→ Task directions
Repeat the records below exactly as they appear.

────────────────────

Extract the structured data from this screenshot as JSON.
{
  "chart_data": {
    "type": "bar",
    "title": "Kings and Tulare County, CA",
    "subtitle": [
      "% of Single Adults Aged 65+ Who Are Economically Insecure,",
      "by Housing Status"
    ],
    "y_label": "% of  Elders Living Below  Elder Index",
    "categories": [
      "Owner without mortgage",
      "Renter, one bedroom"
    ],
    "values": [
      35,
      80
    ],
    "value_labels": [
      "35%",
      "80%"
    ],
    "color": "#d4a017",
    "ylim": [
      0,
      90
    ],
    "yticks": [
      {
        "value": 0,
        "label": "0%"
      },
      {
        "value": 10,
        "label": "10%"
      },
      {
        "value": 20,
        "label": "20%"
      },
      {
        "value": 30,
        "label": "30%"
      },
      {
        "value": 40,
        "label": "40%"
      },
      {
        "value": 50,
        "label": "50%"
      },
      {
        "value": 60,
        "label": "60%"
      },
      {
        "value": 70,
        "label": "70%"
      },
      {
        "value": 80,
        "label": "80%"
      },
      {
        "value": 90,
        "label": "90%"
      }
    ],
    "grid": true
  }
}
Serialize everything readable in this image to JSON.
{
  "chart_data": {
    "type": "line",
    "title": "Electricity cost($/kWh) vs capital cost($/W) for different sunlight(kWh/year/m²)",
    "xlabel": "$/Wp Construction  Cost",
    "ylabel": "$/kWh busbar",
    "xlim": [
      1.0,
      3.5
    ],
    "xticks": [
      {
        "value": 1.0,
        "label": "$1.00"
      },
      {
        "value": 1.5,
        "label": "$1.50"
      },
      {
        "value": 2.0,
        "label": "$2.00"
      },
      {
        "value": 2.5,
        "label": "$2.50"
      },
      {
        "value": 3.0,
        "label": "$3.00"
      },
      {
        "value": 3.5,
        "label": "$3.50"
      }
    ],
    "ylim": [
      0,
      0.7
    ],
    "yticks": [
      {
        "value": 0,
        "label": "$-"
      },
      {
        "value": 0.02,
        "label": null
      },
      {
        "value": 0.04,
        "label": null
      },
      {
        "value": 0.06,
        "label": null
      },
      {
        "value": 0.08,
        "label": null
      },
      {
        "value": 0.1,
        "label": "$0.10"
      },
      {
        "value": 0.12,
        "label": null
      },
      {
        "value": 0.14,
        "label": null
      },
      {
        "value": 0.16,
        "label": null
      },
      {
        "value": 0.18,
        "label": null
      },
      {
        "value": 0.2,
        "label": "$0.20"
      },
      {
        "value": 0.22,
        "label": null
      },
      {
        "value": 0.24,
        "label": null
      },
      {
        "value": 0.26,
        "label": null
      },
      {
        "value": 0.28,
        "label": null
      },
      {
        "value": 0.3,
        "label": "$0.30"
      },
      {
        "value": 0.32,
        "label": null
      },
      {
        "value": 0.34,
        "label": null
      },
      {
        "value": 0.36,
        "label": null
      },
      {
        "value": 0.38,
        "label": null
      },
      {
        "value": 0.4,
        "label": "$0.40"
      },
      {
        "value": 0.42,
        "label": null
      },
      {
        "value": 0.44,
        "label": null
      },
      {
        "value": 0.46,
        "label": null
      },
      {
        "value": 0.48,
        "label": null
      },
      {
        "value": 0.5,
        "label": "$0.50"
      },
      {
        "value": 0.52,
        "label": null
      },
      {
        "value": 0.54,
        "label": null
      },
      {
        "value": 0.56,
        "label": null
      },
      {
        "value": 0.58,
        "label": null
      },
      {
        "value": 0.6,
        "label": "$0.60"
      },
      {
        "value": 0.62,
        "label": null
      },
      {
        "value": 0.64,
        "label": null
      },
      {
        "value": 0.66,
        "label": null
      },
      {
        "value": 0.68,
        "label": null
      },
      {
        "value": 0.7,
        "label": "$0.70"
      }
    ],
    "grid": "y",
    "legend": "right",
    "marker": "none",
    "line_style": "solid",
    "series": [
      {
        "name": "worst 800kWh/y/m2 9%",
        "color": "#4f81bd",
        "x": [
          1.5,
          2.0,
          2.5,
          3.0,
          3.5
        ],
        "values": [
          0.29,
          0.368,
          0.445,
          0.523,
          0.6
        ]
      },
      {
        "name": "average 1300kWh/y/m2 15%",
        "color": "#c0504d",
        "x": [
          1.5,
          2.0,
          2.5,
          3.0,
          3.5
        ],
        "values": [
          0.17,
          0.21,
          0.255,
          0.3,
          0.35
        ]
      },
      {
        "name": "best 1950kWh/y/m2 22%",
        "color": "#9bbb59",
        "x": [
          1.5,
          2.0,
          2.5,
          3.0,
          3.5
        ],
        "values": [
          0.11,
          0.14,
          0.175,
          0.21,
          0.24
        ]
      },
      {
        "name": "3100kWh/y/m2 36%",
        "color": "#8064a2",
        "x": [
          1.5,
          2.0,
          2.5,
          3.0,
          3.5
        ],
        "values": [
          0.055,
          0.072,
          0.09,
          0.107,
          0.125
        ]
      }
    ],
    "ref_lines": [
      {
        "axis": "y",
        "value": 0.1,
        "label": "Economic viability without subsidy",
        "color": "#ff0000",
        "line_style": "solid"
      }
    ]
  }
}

────────────────────

→ Written answer
Extract the structured data from this screenshot as JSON.
{
  "chart_data": {
    "type": "bar",
    "title": "Kings and Tulare County, CA",
    "subtitle": [
      "% of Single Adults Aged 65+ Who Are Economically Insecure,",
      "by Housing Status"
    ],
    "y_label": "% of  Elders Living Below  Elder Index",
    "categories": [
      "Owner without mortgage",
      "Renter, one bedroom"
    ],
    "values": [
      35,
      80
    ],
    "value_labels": [
      "35%",
      "80%"
    ],
    "color": "#d4a017",
    "ylim": [
      0,
      90
    ],
    "yticks": [
      {
        "value": 0,
        "label": "0%"
      },
      {
        "value": 10,
        "label": "10%"
      },
      {
        "value": 20,
        "label": "20%"
      },
      {
        "value": 30,
        "label": "30%"
      },
      {
        "value": 40,
        "label": "40%"
      },
      {
        "value": 50,
        "label": "50%"
      },
      {
        "value": 60,
        "label": "60%"
      },
      {
        "value": 70,
        "label": "70%"
      },
      {
        "value": 80,
        "label": "80%"
      },
      {
        "value": 90,
        "label": "90%"
      }
    ],
    "grid": true
  }
}
Serialize everything readable in this image to JSON.
{
  "chart_data": {
    "type": "line",
    "title": "Electricity cost($/kWh) vs capital cost($/W) for different sunlight(kWh/year/m²)",
    "xlabel": "$/Wp Construction  Cost",
    "ylabel": "$/kWh busbar",
    "xlim": [
      1.0,
      3.5
    ],
    "xticks": [
      {
        "value": 1.0,
        "label": "$1.00"
      },
      {
        "value": 1.5,
        "label": "$1.50"
      },
      {
        "value": 2.0,
        "label": "$2.00"
      },
      {
        "value": 2.5,
        "label": "$2.50"
      },
      {
        "value": 3.0,
        "label": "$3.00"
      },
      {
        "value": 3.5,
        "label": "$3.50"
      }
    ],
    "ylim": [
      0,
      0.7
    ],
    "yticks": [
      {
        "value": 0,
        "label": "$-"
      },
      {
        "value": 0.02,
        "label": null
      },
      {
        "value": 0.04,
        "label": null
      },
      {
        "value": 0.06,
        "label": null
      },
      {
        "value": 0.08,
        "label": null
      },
      {
        "value": 0.1,
        "label": "$0.10"
      },
      {
        "value": 0.12,
        "label": null
      },
      {
        "value": 0.14,
        "label": null
      },
      {
        "value": 0.16,
        "label": null
      },
      {
        "value": 0.18,
        "label": null
      },
      {
        "value": 0.2,
        "label": "$0.20"
      },
      {
        "value": 0.22,
        "label": null
      },
      {
        "value": 0.24,
        "label": null
      },
      {
        "value": 0.26,
        "label": null
      },
      {
        "value": 0.28,
        "label": null
      },
      {
        "value": 0.3,
        "label": "$0.30"
      },
      {
        "value": 0.32,
        "label": null
      },
      {
        "value": 0.34,
        "label": null
      },
      {
        "value": 0.36,
        "label": null
      },
      {
        "value": 0.38,
        "label": null
      },
      {
        "value": 0.4,
        "label": "$0.40"
      },
      {
        "value": 0.42,
        "label": null
      },
      {
        "value": 0.44,
        "label": null
      },
      {
        "value": 0.46,
        "label": null
      },
      {
        "value": 0.48,
        "label": null
      },
      {
        "value": 0.5,
        "label": "$0.50"
      },
      {
        "value": 0.52,
        "label": null
      },
      {
        "value": 0.54,
        "label": null
      },
      {
        "value": 0.56,
        "label": null
      },
      {
        "value": 0.58,
        "label": null
      },
      {
        "value": 0.6,
        "label": "$0.60"
      },
      {
        "value": 0.62,
        "label": null
      },
      {
        "value": 0.64,
        "label": null
      },
      {
        "value": 0.66,
        "label": null
      },
      {
        "value": 0.68,
        "label": null
      },
      {
        "value": 0.7,
        "label": "$0.70"
      }
    ],
    "grid": "y",
    "legend": "right",
    "marker": "none",
    "line_style": "solid",
    "series": [
      {
        "name": "worst 800kWh/y/m2 9%",
        "color": "#4f81bd",
        "x": [
          1.5,
          2.0,
          2.5,
          3.0,
          3.5
        ],
        "values": [
          0.29,
          0.368,
          0.445,
          0.523,
          0.6
        ]
      },
      {
        "name": "average 1300kWh/y/m2 15%",
        "color": "#c0504d",
        "x": [
          1.5,
          2.0,
          2.5,
          3.0,
          3.5
        ],
        "values": [
          0.17,
          0.21,
          0.255,
          0.3,
          0.35
        ]
      },
      {
        "name": "best 1950kWh/y/m2 22%",
        "color": "#9bbb59",
        "x": [
          1.5,
          2.0,
          2.5,
          3.0,
          3.5
        ],
        "values": [
          0.11,
          0.14,
          0.175,
          0.21,
          0.24
        ]
      },
      {
        "name": "3100kWh/y/m2 36%",
        "color": "#8064a2",
        "x": [
          1.5,
          2.0,
          2.5,
          3.0,
          3.5
        ],
        "values": [
          0.055,
          0.072,
          0.09,
          0.107,
          0.125
        ]
      }
    ],
    "ref_lines": [
      {
        "axis": "y",
        "value": 0.1,
        "label": "Economic viability without subsidy",
        "color": "#ff0000",
        "line_style": "solid"
      }
    ]
  }
}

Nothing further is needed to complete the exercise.